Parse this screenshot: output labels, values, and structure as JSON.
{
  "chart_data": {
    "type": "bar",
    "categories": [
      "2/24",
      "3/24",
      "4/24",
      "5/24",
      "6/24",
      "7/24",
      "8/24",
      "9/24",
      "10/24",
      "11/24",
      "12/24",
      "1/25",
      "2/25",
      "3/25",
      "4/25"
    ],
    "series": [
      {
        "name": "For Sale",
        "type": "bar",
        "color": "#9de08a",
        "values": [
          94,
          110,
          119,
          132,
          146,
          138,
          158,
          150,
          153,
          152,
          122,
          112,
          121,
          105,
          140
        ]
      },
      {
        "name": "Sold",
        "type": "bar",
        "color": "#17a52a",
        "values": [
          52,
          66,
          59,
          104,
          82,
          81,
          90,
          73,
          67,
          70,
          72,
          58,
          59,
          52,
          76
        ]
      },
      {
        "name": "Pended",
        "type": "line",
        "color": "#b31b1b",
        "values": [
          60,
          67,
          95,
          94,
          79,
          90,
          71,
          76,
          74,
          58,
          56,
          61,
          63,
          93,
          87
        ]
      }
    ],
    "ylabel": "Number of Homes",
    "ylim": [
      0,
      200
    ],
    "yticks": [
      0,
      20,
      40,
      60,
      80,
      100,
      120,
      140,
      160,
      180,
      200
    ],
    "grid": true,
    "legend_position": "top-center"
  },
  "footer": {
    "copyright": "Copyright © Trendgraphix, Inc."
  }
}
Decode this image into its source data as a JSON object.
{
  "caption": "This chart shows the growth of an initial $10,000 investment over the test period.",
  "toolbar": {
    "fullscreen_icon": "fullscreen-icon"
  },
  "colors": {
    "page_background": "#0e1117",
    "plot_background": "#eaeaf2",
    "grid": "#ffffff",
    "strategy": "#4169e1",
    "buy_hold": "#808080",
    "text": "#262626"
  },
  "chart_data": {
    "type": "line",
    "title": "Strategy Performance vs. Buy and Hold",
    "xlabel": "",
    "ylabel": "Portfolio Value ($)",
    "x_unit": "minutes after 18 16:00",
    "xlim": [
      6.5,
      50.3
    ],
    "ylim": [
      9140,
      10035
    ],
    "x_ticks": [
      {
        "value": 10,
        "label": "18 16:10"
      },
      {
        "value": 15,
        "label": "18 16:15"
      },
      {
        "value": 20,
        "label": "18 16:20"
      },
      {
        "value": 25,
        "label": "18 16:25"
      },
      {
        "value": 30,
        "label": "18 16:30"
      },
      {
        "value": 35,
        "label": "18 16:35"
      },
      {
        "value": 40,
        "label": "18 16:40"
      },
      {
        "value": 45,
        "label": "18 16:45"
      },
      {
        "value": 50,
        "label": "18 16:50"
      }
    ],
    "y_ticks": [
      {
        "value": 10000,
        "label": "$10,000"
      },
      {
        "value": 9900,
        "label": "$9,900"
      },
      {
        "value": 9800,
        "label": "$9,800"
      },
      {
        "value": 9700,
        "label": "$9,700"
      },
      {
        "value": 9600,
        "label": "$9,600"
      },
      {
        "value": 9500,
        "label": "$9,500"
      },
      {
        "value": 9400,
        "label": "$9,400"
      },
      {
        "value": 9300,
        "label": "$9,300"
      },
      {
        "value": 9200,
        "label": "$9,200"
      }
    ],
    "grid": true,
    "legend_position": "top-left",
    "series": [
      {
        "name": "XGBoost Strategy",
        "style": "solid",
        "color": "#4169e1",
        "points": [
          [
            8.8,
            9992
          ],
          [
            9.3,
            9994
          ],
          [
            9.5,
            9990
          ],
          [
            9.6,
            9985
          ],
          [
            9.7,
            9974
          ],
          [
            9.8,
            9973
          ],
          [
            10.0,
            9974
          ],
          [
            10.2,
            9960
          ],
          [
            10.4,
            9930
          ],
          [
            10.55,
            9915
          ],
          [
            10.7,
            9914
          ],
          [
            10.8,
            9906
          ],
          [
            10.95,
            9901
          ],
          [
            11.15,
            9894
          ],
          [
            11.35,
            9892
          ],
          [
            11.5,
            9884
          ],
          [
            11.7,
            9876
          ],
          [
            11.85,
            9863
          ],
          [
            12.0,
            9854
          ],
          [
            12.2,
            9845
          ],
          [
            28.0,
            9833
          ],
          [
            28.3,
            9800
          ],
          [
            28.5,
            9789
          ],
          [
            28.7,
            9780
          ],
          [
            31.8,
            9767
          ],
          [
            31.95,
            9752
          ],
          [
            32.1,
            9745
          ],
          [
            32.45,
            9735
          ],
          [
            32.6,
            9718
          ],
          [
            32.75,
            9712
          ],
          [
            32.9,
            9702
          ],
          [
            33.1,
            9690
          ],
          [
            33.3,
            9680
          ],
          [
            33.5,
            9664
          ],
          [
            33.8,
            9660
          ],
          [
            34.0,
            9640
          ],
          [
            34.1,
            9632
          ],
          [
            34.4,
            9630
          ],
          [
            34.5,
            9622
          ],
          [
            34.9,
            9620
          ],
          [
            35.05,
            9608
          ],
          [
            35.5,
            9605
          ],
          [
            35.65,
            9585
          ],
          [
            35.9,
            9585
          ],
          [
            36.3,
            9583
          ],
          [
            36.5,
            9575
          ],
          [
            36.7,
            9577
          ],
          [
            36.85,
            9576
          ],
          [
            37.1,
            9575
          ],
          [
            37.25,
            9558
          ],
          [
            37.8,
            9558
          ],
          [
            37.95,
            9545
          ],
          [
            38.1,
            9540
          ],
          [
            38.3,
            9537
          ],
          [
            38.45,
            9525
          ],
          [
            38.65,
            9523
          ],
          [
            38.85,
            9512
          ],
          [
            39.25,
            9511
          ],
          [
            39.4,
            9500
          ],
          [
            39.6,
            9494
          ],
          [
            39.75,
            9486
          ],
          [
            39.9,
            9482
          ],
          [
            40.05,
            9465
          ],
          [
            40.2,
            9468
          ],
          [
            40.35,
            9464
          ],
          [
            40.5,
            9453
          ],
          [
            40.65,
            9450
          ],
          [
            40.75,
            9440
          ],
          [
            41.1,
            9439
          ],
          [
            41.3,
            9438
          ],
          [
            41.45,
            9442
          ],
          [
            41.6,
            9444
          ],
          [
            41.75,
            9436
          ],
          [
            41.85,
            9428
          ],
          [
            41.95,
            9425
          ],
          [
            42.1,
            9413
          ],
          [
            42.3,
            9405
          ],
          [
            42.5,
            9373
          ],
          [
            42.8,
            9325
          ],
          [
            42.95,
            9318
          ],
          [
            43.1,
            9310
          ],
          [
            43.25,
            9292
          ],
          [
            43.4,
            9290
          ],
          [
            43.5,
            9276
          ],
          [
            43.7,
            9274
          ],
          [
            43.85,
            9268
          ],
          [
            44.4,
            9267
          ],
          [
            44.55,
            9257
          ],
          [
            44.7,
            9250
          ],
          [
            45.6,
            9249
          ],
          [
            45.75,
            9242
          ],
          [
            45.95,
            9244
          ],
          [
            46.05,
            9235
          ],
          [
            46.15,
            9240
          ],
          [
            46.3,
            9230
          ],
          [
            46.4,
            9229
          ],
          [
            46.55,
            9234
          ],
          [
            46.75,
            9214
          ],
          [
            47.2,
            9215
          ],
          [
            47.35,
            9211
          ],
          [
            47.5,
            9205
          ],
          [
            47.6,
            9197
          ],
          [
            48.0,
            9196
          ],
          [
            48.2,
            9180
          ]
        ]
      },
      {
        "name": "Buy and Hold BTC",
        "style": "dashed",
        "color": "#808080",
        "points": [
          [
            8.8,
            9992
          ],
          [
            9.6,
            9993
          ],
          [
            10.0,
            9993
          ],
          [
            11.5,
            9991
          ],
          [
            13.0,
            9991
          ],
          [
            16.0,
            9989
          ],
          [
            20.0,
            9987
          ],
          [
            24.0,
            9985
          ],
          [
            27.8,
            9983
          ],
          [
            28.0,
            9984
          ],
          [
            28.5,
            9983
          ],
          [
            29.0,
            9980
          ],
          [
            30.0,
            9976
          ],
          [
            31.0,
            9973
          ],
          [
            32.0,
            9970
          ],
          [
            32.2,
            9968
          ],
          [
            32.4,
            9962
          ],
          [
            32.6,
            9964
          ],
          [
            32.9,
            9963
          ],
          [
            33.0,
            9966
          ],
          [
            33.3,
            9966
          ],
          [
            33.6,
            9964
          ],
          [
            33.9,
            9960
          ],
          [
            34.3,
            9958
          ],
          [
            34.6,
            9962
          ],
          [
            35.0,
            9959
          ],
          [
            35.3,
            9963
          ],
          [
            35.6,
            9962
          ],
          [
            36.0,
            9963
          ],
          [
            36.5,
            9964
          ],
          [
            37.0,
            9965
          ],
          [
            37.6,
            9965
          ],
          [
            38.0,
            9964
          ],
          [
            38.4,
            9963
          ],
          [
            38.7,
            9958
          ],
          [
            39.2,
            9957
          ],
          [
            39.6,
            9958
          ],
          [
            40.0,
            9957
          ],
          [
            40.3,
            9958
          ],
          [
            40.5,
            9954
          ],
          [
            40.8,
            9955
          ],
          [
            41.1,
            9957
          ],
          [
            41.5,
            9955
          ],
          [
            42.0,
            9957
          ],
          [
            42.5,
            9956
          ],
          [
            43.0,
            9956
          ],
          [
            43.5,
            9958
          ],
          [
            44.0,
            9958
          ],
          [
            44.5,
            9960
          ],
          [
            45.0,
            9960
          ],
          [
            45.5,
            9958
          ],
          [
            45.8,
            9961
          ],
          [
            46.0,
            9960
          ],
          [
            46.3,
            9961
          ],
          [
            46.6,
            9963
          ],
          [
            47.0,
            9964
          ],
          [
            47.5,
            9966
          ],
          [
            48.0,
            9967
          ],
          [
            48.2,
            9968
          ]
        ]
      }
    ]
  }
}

════════════════

*REQUEST*
Track down every line holding the string "ylabel" and copy it.

*RESULT*
    "ylabel": "Number of Homes",
    "ylabel": "Portfolio Value ($)",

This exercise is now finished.